EXERCISE GOAL: Find the word "Site" in the records below. List each line containing it.

Dataset items:
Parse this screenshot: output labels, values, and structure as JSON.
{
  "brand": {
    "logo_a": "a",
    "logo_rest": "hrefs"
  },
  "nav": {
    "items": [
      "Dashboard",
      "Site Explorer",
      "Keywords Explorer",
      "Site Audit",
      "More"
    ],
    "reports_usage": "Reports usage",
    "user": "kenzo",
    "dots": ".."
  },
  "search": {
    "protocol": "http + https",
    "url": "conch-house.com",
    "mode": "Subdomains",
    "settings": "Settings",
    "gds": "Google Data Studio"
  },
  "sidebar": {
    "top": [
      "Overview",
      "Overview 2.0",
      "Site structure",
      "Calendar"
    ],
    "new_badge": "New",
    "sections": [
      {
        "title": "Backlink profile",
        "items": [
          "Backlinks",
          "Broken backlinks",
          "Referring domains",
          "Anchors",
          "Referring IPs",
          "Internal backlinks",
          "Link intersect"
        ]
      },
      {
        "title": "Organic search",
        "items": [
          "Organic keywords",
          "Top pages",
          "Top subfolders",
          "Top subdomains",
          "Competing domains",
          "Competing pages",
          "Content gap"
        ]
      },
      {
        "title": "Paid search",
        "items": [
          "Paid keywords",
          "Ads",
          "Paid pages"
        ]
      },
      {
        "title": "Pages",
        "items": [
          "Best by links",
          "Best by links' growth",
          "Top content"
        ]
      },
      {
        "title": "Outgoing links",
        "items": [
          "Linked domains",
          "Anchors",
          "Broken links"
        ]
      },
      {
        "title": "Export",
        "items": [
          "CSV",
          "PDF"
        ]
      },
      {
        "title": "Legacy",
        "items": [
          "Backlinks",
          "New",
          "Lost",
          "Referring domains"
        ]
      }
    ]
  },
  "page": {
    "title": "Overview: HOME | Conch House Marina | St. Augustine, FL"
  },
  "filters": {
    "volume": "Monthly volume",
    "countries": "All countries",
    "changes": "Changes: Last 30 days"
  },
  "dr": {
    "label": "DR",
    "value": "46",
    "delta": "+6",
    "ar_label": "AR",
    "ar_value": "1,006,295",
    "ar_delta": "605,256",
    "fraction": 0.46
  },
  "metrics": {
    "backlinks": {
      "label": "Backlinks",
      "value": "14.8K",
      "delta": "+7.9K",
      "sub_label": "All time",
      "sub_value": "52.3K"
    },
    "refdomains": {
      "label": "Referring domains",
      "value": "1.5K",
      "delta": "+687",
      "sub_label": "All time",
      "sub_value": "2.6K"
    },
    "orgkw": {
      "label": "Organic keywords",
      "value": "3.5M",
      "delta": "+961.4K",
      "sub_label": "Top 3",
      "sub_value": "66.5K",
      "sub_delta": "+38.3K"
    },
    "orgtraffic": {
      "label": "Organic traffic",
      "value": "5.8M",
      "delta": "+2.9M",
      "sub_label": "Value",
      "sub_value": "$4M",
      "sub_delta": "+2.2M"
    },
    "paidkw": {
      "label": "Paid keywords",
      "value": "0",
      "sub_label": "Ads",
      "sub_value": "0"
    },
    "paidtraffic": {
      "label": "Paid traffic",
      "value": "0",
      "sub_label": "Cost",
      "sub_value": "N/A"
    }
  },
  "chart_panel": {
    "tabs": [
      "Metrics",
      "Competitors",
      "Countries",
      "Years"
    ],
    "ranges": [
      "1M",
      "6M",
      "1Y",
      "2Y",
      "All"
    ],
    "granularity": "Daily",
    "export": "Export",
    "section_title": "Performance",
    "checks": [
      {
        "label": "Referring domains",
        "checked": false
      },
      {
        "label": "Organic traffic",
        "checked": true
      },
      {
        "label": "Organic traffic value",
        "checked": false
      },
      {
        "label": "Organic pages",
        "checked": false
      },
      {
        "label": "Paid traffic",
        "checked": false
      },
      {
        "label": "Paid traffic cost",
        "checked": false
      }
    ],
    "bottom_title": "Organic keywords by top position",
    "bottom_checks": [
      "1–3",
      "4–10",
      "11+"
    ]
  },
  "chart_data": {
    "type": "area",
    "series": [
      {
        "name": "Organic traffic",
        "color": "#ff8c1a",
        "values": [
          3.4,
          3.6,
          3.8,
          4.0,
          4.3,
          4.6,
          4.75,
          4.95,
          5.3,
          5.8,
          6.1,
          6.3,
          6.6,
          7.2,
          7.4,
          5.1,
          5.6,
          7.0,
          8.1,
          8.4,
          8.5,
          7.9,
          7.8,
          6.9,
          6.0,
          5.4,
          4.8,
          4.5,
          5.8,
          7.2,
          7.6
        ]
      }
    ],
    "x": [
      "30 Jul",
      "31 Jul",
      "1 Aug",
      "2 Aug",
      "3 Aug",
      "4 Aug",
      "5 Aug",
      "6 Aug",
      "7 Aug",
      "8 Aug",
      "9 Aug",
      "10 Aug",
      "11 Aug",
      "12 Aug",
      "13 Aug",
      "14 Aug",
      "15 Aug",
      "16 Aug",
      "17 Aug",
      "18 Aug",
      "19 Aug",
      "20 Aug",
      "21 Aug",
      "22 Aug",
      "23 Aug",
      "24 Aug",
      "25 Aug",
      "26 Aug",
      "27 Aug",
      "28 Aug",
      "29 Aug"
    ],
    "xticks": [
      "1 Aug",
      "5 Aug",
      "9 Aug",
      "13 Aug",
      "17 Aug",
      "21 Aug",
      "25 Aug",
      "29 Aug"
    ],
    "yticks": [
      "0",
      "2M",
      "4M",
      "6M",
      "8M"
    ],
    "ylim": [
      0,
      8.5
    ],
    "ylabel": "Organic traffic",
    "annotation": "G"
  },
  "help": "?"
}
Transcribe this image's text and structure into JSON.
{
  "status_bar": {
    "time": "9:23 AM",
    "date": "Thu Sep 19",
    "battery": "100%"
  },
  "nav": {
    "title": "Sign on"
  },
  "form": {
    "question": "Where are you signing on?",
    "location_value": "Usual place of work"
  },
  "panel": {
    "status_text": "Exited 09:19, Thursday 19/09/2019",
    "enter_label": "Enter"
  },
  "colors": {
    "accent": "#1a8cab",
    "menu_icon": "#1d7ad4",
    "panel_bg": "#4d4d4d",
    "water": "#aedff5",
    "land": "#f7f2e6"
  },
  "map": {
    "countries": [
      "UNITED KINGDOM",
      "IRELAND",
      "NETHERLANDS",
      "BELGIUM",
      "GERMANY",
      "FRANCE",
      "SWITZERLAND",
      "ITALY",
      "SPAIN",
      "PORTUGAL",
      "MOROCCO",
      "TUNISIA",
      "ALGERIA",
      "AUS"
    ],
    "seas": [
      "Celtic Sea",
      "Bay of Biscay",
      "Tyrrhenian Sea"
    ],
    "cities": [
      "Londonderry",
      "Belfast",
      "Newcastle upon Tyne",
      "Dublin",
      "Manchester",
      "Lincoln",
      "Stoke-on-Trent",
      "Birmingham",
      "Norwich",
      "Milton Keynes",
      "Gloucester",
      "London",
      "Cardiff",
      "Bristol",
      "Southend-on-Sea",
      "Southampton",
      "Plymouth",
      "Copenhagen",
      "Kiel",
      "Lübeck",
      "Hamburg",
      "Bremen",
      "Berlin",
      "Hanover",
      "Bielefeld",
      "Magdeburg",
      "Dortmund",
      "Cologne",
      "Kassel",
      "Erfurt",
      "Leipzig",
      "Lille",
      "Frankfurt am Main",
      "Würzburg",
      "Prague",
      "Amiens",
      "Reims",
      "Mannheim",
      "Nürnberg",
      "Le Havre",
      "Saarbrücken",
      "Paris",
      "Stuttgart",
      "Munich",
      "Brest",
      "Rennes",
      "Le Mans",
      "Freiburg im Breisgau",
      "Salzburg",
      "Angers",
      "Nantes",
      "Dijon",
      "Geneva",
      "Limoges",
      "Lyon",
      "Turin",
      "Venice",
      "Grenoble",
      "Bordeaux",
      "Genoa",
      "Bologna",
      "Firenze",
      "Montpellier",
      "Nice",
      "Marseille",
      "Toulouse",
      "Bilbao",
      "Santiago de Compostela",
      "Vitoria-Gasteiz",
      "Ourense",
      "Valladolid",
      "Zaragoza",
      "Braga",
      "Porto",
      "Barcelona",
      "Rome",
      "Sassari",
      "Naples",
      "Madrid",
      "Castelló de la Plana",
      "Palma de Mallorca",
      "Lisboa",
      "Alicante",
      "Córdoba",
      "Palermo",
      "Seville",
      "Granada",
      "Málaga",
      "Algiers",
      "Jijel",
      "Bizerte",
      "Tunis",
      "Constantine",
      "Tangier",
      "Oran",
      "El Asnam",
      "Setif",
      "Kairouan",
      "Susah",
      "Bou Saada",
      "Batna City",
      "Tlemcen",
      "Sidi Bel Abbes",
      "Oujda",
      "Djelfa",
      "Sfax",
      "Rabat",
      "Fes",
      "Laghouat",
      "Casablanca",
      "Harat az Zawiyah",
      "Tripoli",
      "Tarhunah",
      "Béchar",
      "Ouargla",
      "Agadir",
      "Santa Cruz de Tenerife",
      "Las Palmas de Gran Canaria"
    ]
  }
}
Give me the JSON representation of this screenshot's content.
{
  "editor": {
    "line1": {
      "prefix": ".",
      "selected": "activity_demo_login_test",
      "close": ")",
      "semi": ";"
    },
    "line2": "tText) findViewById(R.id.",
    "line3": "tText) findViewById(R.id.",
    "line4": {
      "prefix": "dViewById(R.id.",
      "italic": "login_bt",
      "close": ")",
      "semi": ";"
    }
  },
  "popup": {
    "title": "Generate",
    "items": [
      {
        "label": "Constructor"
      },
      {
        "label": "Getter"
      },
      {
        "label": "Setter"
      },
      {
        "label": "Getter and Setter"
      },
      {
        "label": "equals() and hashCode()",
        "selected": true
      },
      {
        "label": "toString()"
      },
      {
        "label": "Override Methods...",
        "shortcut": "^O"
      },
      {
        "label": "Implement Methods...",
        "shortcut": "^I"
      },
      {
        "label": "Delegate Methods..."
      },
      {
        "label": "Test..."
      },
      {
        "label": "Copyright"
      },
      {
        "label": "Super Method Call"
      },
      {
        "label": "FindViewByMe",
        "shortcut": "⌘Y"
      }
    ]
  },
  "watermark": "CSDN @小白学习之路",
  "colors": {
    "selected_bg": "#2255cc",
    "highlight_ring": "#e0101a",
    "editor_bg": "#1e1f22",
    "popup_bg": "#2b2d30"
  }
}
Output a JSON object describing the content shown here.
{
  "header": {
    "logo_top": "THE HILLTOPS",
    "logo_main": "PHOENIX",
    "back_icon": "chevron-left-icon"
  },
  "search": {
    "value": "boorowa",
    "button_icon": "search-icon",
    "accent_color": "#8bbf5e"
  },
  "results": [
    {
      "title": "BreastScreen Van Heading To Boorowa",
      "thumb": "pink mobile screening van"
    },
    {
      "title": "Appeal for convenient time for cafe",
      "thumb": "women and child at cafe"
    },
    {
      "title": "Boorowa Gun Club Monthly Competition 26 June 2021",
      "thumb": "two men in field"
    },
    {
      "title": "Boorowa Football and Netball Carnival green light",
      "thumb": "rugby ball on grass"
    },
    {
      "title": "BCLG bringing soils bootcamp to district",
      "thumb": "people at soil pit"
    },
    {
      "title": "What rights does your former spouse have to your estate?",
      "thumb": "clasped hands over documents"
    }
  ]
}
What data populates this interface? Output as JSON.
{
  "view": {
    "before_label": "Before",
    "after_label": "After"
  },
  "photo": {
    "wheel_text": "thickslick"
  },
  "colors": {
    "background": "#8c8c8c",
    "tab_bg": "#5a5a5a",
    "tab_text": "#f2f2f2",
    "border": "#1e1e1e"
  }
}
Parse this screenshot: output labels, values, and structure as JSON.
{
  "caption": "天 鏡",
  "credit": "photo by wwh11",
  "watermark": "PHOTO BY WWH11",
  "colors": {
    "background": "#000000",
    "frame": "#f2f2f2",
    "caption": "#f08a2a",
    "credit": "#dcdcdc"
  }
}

SOLUTION:
      "Site Explorer",
      "Site Audit",
      "Site structure",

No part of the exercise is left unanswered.